(begin)

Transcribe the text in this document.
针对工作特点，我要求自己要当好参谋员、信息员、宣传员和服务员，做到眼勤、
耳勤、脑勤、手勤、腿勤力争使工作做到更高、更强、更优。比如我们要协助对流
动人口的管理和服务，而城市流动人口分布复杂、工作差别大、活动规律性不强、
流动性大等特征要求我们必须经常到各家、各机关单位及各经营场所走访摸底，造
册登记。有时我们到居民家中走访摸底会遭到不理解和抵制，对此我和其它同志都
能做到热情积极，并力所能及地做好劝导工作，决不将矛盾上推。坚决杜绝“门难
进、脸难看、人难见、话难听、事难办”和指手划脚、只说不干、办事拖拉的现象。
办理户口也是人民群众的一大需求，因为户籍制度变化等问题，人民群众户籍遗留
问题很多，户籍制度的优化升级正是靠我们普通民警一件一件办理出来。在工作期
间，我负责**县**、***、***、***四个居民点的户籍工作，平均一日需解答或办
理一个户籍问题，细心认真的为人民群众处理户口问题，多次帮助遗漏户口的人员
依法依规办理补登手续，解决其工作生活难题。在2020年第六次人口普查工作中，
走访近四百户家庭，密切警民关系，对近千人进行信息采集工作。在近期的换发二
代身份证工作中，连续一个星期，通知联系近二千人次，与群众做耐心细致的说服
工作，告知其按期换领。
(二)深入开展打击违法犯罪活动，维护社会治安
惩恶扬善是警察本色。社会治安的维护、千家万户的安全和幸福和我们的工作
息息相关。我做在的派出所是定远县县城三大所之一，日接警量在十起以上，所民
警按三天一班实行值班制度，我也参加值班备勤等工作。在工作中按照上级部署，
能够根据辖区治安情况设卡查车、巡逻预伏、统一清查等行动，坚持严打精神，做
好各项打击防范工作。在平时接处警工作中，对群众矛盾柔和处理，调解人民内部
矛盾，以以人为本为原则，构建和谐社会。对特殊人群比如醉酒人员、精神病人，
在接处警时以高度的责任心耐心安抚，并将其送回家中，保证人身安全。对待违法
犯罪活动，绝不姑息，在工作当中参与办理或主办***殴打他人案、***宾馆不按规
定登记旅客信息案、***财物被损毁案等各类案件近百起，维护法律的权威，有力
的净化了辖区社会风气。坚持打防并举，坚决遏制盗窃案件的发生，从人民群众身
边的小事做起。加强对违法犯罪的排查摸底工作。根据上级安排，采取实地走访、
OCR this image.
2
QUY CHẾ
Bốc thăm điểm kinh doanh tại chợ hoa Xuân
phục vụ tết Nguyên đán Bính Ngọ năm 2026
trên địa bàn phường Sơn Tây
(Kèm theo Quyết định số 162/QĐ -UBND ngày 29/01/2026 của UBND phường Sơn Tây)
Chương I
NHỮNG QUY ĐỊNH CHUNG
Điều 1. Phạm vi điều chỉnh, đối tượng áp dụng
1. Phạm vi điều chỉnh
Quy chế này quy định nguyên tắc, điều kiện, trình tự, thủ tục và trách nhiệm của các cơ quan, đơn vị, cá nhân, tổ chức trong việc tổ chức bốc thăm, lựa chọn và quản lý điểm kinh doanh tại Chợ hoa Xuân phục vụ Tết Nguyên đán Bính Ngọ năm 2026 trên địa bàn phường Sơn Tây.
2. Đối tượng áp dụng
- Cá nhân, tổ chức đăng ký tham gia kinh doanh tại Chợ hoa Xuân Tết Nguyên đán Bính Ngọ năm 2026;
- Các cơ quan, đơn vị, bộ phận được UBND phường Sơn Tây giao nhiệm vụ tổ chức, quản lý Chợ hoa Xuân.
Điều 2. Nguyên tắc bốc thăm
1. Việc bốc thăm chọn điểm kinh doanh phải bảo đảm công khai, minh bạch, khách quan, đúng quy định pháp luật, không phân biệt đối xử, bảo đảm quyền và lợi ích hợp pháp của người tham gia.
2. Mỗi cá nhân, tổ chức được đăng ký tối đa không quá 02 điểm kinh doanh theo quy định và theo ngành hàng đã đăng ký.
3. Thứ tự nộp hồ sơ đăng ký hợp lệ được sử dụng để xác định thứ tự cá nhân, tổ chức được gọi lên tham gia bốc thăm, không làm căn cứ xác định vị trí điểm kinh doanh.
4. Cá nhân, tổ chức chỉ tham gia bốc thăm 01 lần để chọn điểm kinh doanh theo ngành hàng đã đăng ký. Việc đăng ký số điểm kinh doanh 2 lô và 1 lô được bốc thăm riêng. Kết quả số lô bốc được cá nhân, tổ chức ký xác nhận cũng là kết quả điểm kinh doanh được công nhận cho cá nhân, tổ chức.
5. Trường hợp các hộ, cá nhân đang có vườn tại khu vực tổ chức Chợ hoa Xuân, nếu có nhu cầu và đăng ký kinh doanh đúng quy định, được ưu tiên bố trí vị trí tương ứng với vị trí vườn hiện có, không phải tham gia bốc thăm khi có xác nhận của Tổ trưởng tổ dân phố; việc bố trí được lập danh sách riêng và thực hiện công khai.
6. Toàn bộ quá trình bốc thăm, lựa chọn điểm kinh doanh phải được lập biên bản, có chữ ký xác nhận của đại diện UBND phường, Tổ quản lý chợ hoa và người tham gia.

(end)

* DIRECTIONS
Each line in the material either holds the string "this" or does not. State how many do, and nothing else.

* PROBLEM SOLUTION
2